** TASK DETAILS **
Locate every line in the records below that holds the word "drawing" and return each one.

** THE INPUT **
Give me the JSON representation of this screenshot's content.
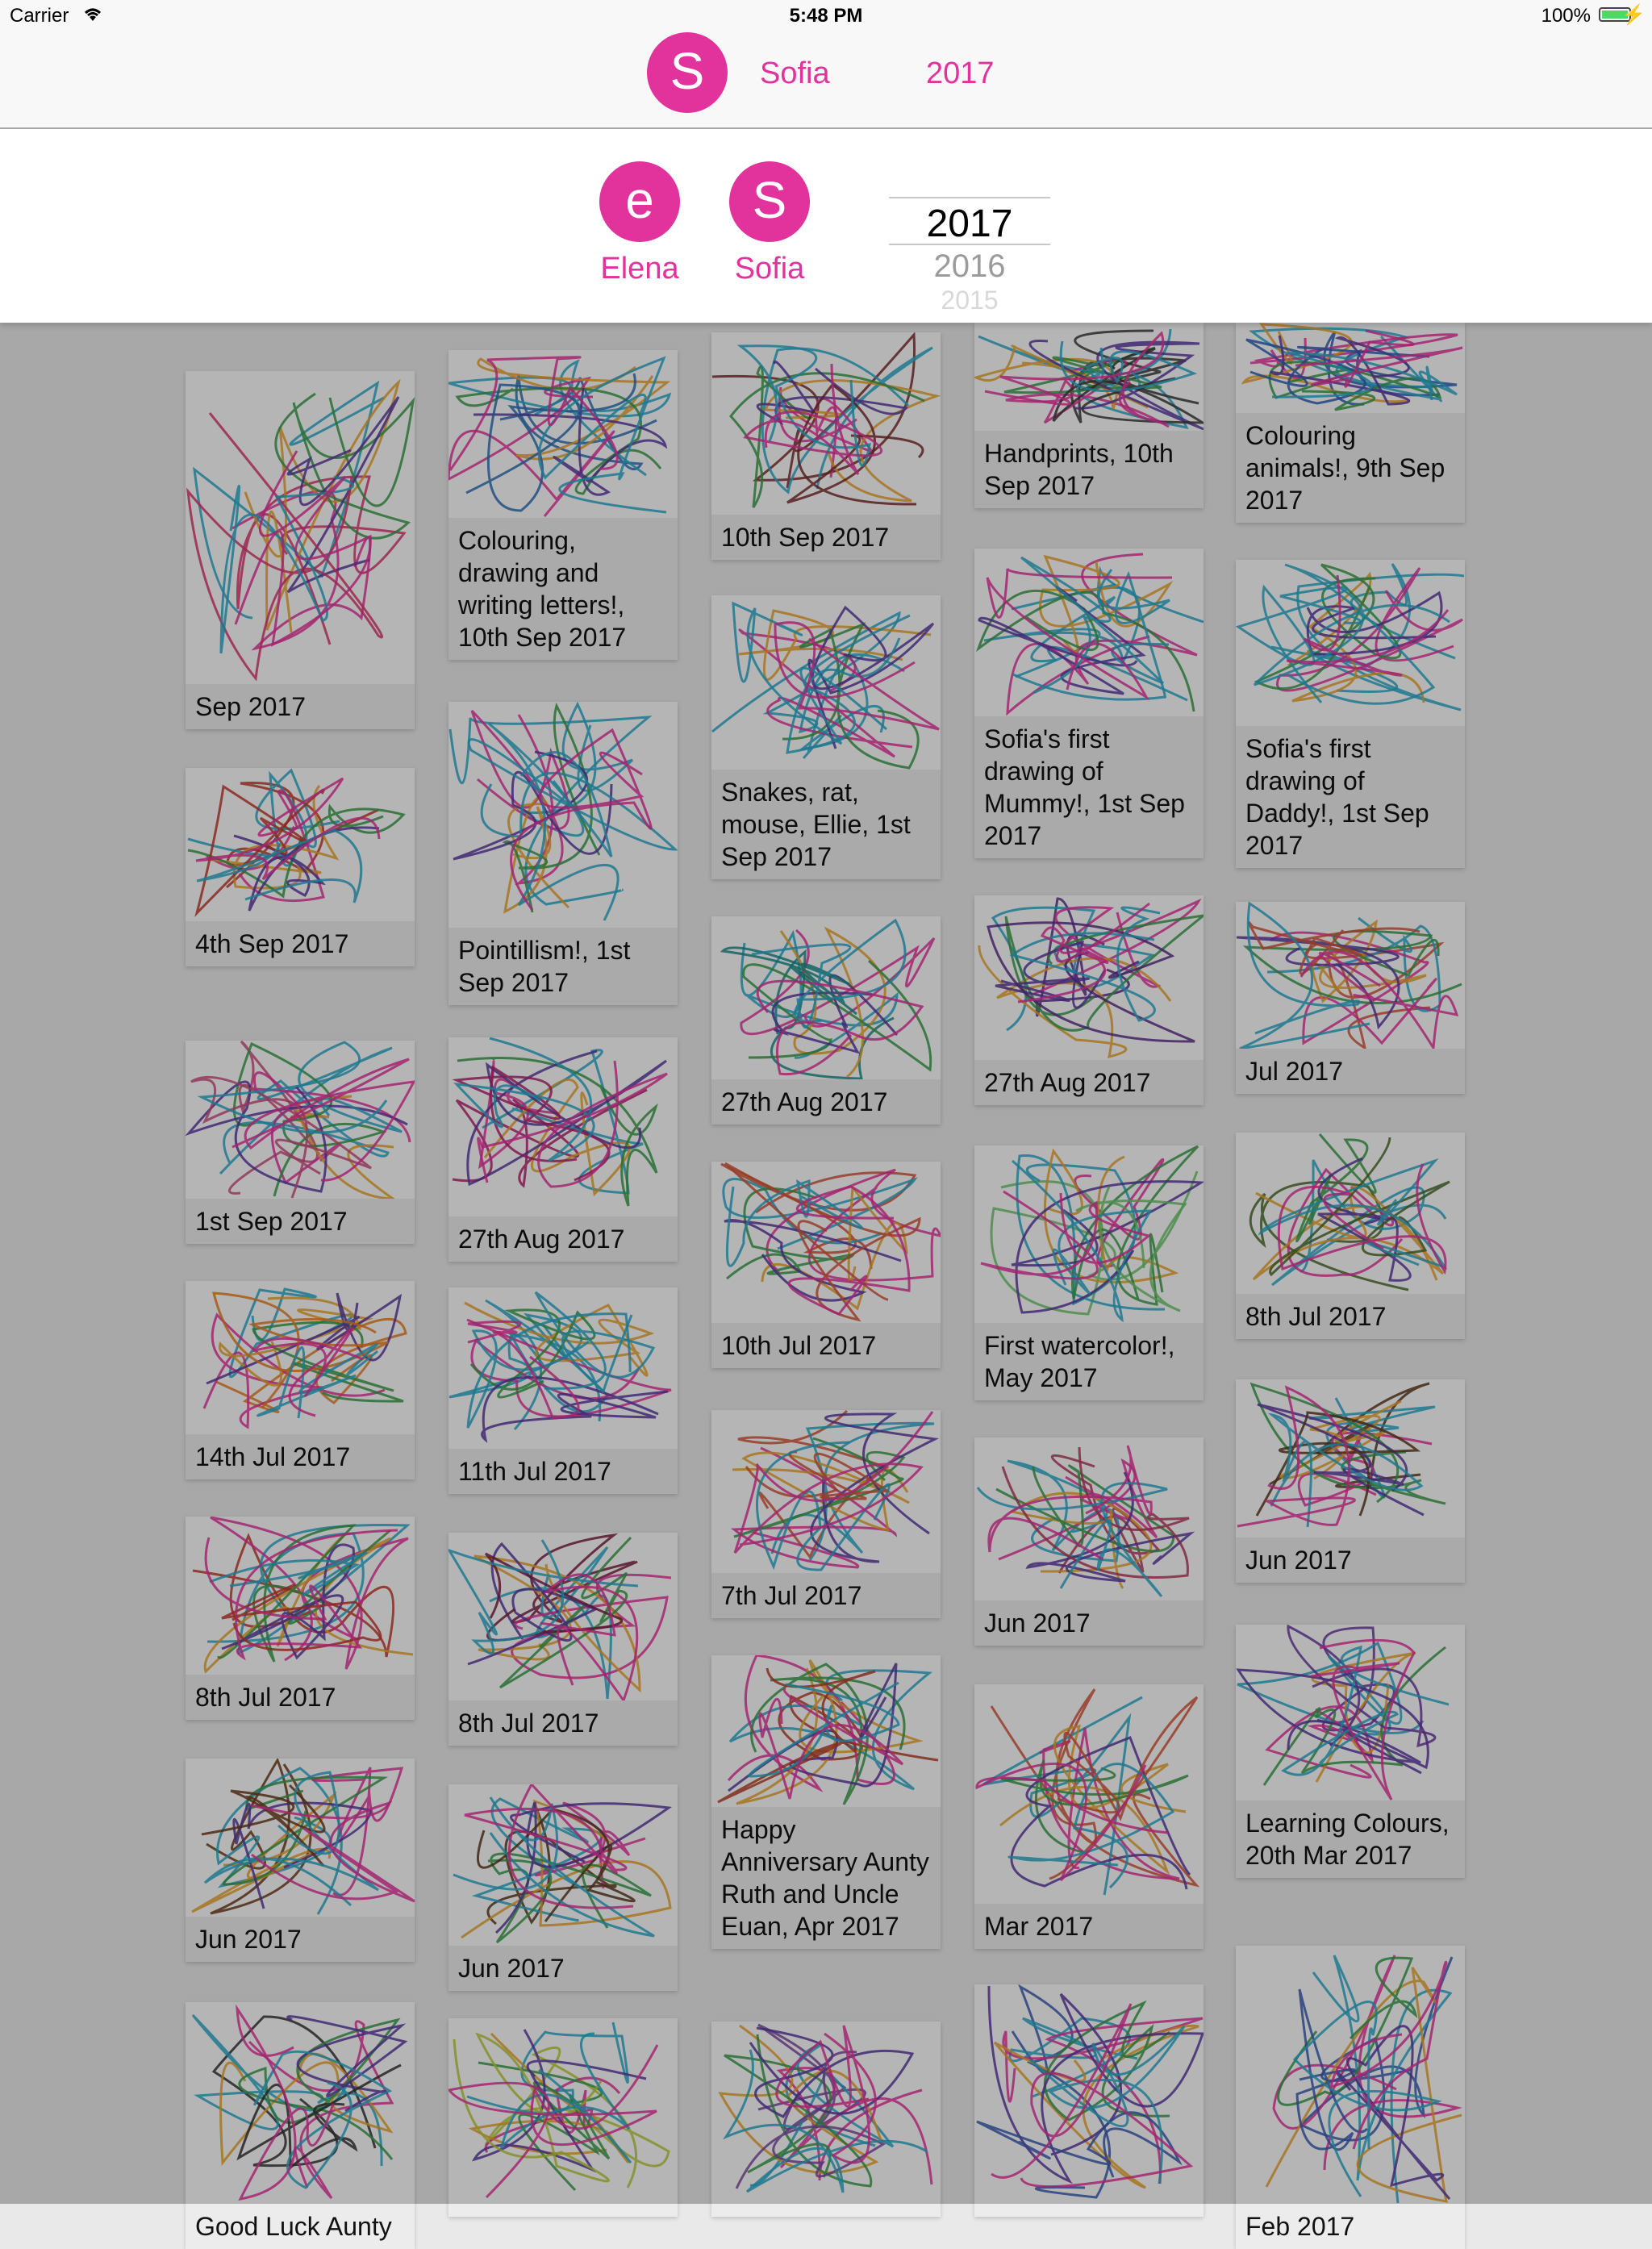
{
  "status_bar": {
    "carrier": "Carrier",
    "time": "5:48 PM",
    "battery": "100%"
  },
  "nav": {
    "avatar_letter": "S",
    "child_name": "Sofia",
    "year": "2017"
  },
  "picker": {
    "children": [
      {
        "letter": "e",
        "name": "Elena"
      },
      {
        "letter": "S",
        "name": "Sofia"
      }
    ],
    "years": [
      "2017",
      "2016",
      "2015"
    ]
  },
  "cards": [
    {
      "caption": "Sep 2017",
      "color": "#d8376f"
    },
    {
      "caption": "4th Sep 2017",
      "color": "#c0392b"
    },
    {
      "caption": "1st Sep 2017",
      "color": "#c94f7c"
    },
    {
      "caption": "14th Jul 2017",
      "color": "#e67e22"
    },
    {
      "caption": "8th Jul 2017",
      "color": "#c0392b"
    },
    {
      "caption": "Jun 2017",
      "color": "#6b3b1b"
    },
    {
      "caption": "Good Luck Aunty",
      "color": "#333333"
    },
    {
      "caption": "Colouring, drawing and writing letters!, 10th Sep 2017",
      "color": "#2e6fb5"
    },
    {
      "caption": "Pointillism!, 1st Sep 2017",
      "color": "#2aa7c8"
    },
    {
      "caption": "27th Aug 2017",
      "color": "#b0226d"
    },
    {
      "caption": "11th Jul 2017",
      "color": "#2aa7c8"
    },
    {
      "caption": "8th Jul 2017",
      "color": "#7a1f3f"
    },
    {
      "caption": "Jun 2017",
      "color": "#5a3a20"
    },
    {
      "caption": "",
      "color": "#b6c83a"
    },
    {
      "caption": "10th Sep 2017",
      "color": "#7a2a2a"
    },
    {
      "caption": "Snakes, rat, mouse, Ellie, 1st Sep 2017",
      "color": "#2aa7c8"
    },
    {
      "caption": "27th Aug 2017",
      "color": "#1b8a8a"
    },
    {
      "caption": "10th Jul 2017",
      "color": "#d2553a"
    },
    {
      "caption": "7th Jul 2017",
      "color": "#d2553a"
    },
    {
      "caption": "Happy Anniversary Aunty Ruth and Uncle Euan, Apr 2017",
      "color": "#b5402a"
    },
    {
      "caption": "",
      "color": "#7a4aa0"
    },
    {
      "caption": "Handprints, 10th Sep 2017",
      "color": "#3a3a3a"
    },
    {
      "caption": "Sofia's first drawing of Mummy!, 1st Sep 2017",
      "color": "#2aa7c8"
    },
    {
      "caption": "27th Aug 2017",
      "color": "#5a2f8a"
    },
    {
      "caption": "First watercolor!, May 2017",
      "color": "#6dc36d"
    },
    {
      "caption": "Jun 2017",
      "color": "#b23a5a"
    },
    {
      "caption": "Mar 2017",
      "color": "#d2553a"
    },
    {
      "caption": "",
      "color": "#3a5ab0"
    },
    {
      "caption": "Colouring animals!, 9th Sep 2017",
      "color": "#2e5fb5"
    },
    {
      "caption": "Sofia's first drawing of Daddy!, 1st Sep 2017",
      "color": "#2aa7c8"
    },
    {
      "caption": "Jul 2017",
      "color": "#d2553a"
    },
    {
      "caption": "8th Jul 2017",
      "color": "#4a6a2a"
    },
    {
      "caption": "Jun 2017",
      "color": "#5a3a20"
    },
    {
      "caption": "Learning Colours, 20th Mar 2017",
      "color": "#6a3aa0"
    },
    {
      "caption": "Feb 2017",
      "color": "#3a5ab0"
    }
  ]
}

** TASK RESULT **
      "caption": "Colouring, drawing and writing letters!, 10th Sep 2017",
      "caption": "Sofia's first drawing of Mummy!, 1st Sep 2017",
      "caption": "Sofia's first drawing of Daddy!, 1st Sep 2017",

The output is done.